------ Material for this task

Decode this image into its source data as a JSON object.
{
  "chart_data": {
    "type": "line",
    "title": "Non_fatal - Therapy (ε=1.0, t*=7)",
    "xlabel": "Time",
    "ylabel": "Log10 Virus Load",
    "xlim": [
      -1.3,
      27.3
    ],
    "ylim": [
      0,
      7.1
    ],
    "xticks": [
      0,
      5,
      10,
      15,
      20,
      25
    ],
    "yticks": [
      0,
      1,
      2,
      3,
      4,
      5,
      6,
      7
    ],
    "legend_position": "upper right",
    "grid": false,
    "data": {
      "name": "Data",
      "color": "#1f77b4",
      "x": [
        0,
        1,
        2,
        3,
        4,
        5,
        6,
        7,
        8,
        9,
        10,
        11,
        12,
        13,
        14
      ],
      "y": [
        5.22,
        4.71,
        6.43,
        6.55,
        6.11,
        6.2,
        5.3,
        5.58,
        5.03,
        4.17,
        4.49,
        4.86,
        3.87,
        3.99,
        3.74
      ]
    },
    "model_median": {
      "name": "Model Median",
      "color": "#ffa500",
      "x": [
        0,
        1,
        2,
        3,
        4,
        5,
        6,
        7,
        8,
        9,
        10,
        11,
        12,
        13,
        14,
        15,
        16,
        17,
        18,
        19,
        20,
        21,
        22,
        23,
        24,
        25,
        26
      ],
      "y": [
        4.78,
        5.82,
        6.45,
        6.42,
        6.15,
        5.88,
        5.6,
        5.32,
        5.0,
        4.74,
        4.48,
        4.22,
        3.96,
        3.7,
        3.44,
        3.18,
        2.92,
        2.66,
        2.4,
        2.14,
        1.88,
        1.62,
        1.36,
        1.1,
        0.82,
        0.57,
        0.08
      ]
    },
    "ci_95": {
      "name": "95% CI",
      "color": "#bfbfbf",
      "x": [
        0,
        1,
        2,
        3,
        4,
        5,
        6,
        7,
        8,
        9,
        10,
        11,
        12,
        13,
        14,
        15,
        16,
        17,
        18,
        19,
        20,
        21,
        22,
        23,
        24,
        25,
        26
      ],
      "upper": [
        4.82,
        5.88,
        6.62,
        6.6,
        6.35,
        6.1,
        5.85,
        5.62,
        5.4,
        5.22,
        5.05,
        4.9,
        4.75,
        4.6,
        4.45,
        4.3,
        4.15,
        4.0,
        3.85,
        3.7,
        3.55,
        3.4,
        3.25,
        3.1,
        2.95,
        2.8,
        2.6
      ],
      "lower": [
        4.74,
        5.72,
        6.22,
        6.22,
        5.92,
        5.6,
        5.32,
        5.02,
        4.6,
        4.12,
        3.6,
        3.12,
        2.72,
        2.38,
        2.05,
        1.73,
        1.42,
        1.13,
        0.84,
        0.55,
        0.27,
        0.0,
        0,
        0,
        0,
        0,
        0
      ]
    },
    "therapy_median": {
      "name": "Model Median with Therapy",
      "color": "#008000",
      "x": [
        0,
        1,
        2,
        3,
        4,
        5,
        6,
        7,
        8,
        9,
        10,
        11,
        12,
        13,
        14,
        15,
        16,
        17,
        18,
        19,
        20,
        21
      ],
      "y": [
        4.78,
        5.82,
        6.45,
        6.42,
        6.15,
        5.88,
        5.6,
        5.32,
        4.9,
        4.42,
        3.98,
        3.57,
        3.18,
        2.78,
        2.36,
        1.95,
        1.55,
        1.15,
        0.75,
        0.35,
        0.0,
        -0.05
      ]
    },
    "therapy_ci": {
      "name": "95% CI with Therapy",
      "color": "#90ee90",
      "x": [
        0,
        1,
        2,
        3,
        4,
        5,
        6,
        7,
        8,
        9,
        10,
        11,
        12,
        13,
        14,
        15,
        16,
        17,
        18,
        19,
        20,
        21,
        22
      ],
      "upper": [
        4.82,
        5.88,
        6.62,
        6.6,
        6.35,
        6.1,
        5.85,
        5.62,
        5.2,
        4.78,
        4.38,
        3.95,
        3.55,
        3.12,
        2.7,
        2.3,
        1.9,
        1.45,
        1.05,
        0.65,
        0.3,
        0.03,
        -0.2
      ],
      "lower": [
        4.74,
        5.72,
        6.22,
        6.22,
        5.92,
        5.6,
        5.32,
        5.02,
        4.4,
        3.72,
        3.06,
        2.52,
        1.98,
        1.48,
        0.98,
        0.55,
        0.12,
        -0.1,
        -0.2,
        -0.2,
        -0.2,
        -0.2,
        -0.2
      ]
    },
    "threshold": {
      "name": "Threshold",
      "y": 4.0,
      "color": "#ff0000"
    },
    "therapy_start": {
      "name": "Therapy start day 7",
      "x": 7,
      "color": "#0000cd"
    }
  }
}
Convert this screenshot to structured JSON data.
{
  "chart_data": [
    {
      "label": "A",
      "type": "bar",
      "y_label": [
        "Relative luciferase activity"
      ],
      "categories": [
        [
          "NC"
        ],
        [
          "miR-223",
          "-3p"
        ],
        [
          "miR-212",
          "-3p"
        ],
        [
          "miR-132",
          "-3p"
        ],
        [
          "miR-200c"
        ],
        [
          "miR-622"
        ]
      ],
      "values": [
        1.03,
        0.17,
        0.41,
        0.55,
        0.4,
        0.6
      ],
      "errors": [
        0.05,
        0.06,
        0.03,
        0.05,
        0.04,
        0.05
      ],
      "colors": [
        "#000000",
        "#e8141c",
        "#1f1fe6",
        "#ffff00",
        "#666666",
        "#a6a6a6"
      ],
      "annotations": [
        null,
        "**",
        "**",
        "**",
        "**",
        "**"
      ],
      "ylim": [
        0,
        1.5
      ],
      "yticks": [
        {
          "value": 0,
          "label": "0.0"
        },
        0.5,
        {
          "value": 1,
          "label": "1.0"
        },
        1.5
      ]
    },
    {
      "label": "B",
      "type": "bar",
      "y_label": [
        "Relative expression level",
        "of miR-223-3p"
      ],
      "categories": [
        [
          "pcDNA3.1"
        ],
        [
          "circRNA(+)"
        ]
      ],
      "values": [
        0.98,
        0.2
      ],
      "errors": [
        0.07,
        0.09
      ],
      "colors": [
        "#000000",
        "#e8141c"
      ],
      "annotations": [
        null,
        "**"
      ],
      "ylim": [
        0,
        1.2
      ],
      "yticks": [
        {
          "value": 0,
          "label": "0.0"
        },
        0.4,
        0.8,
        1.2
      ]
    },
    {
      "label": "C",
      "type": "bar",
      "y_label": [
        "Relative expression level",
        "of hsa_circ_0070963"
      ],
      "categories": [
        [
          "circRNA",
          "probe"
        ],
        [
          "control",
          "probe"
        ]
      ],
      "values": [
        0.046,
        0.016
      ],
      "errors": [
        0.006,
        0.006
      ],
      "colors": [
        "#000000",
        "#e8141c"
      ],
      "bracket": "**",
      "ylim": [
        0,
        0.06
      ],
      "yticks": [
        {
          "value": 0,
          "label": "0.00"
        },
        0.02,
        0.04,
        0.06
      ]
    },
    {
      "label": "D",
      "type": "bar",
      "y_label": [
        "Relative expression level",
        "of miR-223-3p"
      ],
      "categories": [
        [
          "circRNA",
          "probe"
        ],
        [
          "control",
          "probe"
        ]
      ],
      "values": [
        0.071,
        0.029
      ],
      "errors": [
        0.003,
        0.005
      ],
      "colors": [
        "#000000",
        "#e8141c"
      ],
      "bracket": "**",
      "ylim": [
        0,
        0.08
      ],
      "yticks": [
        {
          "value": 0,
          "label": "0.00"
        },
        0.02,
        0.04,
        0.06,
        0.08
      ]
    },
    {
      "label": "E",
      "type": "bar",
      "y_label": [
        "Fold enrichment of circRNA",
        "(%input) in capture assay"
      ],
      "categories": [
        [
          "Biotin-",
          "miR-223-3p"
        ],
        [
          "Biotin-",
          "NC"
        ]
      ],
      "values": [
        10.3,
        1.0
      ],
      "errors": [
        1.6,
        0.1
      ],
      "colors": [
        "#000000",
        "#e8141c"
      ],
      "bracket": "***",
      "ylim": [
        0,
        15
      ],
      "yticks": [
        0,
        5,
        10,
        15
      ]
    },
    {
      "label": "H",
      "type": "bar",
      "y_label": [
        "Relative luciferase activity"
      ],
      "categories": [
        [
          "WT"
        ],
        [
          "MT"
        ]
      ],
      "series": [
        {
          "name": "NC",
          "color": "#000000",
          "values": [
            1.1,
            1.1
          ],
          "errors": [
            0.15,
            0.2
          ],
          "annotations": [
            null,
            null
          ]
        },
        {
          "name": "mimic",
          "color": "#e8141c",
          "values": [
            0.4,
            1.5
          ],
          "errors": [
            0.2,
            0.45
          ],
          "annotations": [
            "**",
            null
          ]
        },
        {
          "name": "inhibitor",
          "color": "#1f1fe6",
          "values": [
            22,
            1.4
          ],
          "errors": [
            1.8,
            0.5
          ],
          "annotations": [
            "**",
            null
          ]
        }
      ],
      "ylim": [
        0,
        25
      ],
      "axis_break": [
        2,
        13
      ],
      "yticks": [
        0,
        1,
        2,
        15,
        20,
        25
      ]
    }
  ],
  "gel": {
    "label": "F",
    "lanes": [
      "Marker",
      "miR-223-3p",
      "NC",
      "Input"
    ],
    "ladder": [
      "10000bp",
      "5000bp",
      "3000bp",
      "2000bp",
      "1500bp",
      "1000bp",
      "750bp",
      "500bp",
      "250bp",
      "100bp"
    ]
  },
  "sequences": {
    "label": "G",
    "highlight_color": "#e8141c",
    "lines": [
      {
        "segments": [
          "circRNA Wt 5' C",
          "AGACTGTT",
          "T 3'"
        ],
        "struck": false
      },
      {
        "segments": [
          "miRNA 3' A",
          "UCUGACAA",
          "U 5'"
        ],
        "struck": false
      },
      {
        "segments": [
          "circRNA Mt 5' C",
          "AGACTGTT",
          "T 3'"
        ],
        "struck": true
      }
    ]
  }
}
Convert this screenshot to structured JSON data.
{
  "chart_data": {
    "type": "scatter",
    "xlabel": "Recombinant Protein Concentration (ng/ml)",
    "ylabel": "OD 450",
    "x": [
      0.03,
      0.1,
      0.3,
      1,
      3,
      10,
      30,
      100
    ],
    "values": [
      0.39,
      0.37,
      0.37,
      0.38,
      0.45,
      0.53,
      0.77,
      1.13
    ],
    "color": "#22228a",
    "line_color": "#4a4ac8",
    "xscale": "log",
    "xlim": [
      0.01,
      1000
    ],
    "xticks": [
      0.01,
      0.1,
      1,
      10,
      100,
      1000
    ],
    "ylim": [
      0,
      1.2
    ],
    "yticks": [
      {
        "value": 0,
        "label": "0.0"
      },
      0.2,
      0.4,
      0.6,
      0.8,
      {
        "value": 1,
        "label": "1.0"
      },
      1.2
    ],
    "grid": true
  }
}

------------

## The task
List every line above that contains the word "ylabel".

## Task answer
    "ylabel": "Log10 Virus Load",
    "ylabel": "OD 450",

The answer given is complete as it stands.